• _Exercise brief_:
Starting with the first line of the records and going on through the line that contains "92, 499, 104]", render these lines as a numbered list, leaving out any blank lines.

• _Input_:
[start]

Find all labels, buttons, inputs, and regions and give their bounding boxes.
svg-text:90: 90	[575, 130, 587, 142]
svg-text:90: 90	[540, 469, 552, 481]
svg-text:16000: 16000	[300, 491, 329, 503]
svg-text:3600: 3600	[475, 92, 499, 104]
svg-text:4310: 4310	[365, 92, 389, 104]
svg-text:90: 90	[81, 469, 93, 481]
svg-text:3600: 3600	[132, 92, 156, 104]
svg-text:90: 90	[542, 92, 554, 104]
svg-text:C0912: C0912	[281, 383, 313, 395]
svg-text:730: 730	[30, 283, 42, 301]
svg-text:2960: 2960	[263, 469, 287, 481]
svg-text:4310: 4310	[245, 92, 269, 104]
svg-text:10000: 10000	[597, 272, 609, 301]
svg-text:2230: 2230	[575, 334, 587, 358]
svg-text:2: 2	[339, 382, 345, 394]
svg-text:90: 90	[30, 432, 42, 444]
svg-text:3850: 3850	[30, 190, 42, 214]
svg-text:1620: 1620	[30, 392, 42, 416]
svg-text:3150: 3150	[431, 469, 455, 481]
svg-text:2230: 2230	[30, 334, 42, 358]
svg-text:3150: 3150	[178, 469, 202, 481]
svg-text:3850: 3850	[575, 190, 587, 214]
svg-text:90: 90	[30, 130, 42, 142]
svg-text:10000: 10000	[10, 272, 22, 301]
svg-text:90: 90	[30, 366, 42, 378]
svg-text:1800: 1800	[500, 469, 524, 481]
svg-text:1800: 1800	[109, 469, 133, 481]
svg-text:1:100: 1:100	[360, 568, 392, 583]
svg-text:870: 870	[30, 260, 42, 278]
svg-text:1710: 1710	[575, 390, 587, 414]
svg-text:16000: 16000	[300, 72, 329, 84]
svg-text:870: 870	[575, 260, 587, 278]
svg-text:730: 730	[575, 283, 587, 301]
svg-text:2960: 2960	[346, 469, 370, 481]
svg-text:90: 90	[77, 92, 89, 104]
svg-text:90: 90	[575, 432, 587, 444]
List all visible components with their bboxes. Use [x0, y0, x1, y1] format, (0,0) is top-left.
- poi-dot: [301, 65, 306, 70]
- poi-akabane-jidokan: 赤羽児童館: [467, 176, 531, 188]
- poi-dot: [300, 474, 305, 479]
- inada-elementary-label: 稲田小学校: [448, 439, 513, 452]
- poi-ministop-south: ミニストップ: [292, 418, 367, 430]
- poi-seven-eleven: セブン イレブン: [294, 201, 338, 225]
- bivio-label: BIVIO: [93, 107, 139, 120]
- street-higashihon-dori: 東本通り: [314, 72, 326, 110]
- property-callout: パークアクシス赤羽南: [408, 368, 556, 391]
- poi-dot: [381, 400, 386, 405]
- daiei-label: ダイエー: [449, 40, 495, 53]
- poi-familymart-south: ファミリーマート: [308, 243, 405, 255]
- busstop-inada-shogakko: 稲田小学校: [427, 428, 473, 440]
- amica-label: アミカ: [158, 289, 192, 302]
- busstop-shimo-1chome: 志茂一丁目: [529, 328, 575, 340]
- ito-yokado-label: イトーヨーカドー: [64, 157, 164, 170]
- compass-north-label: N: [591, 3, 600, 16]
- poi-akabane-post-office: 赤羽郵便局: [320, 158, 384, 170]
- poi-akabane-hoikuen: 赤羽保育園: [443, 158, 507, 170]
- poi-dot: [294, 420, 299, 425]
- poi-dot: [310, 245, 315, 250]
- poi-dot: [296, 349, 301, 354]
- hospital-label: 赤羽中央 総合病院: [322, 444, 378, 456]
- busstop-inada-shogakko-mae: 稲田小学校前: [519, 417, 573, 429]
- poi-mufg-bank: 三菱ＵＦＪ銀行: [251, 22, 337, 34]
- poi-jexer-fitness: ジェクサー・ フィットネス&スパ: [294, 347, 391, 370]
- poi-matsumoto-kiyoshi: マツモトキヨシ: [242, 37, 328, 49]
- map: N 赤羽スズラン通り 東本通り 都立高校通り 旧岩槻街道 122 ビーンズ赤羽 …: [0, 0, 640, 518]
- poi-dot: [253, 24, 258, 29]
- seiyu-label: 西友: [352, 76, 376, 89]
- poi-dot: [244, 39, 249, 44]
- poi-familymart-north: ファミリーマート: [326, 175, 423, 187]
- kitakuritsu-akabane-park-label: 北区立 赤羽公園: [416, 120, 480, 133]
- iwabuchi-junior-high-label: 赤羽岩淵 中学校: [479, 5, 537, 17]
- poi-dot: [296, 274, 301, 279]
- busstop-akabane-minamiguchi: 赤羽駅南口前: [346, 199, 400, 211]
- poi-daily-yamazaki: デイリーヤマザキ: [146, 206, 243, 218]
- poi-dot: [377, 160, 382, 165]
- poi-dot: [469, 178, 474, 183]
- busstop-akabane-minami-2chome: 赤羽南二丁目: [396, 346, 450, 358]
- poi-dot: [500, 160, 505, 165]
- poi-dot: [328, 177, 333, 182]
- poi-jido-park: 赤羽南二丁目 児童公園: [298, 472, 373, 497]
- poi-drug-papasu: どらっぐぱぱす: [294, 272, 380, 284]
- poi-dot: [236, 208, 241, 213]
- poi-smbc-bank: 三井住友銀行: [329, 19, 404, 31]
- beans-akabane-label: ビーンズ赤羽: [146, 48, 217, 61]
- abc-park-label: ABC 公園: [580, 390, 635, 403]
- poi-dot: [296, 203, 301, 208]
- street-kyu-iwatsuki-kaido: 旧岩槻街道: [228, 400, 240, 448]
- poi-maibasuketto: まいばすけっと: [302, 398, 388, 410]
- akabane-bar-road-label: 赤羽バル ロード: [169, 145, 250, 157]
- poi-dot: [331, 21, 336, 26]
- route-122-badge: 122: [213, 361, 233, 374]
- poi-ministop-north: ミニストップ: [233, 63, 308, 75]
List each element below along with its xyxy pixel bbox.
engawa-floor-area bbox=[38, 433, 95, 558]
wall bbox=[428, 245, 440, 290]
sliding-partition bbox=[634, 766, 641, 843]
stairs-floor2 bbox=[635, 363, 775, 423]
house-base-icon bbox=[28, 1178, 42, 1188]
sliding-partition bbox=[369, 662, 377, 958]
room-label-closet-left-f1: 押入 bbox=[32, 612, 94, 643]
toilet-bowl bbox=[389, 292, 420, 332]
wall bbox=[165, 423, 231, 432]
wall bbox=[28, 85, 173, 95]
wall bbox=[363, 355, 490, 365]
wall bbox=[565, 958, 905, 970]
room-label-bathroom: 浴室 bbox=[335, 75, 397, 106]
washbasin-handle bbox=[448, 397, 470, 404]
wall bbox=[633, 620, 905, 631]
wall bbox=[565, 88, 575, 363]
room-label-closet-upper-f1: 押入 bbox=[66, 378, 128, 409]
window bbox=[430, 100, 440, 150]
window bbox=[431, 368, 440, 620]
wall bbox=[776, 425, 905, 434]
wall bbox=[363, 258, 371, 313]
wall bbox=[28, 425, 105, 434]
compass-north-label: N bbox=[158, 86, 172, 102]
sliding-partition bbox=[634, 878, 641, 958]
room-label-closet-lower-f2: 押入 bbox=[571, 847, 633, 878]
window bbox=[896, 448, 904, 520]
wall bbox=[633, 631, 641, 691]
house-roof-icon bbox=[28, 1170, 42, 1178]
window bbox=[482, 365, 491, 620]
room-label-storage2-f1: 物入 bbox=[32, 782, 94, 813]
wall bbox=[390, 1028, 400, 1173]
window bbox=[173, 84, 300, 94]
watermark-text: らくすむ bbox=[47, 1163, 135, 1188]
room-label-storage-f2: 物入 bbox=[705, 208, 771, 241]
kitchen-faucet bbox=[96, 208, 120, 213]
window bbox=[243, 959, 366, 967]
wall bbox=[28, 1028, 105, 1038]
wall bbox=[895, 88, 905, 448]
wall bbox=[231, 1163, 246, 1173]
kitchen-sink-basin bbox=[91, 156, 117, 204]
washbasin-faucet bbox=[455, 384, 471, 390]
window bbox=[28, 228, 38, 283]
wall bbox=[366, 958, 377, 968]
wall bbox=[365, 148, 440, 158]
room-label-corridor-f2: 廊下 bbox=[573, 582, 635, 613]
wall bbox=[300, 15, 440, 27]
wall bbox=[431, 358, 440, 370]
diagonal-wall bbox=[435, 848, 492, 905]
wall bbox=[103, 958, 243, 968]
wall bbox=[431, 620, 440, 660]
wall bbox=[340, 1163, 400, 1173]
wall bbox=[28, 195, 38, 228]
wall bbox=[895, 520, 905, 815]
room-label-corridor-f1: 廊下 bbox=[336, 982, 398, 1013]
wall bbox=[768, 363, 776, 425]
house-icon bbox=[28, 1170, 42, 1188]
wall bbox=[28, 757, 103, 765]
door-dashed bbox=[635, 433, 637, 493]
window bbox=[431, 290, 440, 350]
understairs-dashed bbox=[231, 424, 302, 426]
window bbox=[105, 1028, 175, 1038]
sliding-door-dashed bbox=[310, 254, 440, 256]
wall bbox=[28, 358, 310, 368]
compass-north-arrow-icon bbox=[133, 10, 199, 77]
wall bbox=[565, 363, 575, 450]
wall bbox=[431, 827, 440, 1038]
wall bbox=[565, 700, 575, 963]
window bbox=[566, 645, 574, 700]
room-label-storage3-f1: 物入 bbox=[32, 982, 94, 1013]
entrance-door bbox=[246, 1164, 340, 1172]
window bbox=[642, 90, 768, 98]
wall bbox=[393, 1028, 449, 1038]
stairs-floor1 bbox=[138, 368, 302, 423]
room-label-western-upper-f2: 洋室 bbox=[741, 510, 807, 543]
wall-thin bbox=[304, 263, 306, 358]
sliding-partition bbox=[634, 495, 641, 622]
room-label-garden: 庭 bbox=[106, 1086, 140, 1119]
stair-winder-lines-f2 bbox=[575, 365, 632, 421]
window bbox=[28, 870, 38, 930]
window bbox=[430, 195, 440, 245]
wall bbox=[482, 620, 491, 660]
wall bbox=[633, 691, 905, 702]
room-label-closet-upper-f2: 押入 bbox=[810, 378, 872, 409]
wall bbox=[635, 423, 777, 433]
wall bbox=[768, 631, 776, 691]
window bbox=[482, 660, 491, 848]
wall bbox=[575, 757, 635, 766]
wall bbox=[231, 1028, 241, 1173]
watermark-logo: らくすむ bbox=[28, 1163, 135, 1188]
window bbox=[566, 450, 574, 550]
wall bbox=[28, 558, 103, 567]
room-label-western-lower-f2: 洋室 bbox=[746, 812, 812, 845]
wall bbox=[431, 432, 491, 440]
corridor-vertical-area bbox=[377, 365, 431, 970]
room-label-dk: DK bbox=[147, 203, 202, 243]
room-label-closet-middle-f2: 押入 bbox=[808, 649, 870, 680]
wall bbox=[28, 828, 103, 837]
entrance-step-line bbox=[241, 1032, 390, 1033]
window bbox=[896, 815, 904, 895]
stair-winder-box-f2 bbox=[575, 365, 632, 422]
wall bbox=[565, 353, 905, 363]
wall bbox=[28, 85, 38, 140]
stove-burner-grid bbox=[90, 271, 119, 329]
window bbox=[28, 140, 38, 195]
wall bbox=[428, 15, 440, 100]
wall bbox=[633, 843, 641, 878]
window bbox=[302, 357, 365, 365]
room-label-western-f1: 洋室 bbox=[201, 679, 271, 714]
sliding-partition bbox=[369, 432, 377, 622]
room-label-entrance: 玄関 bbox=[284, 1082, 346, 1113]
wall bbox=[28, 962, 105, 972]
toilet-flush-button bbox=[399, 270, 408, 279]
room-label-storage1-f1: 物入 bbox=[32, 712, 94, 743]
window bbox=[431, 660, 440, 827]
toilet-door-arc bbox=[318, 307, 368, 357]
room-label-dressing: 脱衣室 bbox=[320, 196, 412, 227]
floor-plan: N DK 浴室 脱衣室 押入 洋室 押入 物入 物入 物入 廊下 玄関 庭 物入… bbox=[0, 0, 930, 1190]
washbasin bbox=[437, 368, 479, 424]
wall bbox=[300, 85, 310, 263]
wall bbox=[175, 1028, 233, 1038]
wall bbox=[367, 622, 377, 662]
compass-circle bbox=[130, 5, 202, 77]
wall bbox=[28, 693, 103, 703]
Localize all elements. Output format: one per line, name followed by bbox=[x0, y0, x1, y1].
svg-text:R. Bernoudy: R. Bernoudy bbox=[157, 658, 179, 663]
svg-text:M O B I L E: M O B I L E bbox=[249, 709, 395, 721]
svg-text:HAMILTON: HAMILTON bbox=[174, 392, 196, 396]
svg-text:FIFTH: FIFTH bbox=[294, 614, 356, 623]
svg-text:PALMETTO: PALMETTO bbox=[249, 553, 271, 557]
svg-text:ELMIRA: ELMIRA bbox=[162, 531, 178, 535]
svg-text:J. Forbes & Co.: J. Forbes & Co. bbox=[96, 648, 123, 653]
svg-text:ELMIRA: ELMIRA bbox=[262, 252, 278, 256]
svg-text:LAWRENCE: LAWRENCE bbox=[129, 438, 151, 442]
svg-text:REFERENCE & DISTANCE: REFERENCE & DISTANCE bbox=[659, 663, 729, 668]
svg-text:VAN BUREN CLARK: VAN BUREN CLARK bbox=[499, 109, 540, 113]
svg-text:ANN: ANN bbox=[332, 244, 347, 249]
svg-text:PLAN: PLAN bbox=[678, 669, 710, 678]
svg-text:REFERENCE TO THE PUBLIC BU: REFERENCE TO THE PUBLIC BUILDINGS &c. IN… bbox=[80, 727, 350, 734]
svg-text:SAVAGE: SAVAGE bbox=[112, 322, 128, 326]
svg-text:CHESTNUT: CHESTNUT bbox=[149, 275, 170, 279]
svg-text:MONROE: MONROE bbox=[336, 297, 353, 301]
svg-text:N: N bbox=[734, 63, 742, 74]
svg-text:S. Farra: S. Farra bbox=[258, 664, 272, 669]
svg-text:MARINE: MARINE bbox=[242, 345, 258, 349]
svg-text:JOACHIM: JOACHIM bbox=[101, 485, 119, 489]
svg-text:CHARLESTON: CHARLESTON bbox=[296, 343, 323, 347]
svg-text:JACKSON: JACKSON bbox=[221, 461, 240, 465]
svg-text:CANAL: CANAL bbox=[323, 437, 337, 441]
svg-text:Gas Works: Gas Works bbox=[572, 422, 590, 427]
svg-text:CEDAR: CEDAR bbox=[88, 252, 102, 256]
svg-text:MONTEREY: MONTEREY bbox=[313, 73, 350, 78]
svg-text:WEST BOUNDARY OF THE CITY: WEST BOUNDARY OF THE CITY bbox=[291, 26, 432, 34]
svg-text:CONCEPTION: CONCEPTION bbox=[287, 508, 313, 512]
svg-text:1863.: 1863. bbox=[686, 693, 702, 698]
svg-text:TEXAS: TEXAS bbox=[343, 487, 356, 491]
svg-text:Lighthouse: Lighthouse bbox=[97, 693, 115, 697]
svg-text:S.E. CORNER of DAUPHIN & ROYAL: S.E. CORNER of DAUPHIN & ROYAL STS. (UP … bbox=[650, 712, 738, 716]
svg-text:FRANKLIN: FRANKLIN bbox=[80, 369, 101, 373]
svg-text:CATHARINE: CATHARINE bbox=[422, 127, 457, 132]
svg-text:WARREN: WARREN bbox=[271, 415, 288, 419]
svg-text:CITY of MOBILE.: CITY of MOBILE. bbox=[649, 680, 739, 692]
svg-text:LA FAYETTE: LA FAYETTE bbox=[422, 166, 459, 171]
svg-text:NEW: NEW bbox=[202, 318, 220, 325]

[end]

• _Result of the exercise_:
1. Find all labels, buttons, inputs, and regions and give their bounding boxes.
2. svg-text:90: 90	[575, 130, 587, 142]
3. svg-text:90: 90	[540, 469, 552, 481]
4. svg-text:16000: 16000	[300, 491, 329, 503]
5. svg-text:3600: 3600	[475, 92, 499, 104]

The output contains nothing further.